• _What is required_
From the entries that follow, pick out all lines holding "BEACONSFIELD".

• _Material for the task_
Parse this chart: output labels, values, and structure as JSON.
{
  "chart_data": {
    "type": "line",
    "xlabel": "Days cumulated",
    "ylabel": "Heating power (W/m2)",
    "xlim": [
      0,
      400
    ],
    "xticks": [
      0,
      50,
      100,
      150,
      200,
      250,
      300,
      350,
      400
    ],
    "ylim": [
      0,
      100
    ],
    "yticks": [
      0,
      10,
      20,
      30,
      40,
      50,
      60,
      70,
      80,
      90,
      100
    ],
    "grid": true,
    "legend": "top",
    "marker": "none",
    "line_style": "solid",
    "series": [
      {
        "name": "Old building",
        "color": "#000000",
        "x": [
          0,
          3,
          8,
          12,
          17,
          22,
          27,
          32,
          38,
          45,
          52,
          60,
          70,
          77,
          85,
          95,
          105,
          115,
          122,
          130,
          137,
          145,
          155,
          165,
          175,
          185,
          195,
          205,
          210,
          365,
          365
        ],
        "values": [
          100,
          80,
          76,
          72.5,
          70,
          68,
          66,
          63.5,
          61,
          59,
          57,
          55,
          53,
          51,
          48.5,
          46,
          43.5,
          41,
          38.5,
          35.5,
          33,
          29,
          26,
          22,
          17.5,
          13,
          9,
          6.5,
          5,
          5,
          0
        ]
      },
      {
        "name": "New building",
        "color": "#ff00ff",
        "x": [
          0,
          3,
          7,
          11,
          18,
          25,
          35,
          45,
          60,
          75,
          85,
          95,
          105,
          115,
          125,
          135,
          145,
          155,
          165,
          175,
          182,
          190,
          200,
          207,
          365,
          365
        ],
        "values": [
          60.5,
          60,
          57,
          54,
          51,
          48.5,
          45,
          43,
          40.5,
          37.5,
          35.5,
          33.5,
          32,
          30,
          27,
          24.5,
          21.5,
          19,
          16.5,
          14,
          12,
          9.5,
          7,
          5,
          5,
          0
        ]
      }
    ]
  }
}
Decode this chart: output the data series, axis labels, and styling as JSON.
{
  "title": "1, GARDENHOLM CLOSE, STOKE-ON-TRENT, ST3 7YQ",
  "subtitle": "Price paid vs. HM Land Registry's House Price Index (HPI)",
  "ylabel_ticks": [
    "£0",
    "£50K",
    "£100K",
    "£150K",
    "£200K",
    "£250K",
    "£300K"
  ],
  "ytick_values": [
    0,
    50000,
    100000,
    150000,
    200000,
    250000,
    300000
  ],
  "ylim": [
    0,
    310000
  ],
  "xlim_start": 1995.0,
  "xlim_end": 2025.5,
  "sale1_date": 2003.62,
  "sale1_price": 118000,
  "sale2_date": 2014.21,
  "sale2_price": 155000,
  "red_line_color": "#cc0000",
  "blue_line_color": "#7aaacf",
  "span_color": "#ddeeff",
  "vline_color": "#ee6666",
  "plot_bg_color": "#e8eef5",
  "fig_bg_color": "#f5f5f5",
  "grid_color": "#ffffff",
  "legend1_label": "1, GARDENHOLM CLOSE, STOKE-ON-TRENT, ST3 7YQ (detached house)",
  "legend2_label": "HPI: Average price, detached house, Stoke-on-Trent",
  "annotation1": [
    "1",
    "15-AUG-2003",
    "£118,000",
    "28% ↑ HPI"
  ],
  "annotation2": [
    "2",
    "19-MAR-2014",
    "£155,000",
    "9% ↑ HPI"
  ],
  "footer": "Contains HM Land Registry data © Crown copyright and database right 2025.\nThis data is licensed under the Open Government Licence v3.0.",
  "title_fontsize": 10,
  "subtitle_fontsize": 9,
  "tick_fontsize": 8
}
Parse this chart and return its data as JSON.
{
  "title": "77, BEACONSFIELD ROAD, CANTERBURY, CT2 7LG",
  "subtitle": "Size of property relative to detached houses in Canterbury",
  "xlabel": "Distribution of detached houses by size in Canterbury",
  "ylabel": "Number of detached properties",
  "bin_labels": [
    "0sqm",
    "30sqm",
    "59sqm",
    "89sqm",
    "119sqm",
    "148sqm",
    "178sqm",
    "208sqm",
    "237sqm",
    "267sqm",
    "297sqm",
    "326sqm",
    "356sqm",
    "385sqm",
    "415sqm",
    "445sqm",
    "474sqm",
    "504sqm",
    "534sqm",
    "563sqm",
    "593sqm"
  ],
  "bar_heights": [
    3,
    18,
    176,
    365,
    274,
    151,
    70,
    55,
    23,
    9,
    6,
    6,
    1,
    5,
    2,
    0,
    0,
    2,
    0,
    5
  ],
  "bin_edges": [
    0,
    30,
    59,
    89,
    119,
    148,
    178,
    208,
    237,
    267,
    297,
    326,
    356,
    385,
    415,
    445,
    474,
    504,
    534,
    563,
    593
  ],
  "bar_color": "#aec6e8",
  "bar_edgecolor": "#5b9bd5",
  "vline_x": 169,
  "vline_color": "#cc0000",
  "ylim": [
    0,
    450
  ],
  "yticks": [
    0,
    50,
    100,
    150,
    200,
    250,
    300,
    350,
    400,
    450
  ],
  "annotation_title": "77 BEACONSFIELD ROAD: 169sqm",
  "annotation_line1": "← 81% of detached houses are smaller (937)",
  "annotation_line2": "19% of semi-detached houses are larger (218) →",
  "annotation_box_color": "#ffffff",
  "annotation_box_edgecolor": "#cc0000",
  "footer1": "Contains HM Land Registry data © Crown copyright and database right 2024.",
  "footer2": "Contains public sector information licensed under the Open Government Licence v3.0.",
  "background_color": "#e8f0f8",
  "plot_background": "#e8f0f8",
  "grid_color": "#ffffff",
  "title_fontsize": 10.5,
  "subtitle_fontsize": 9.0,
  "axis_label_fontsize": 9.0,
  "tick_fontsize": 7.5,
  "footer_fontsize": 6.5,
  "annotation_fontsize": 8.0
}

• _Task result_
  "title": "77, BEACONSFIELD ROAD, CANTERBURY, CT2 7LG",
  "annotation_title": "77 BEACONSFIELD ROAD: 169sqm",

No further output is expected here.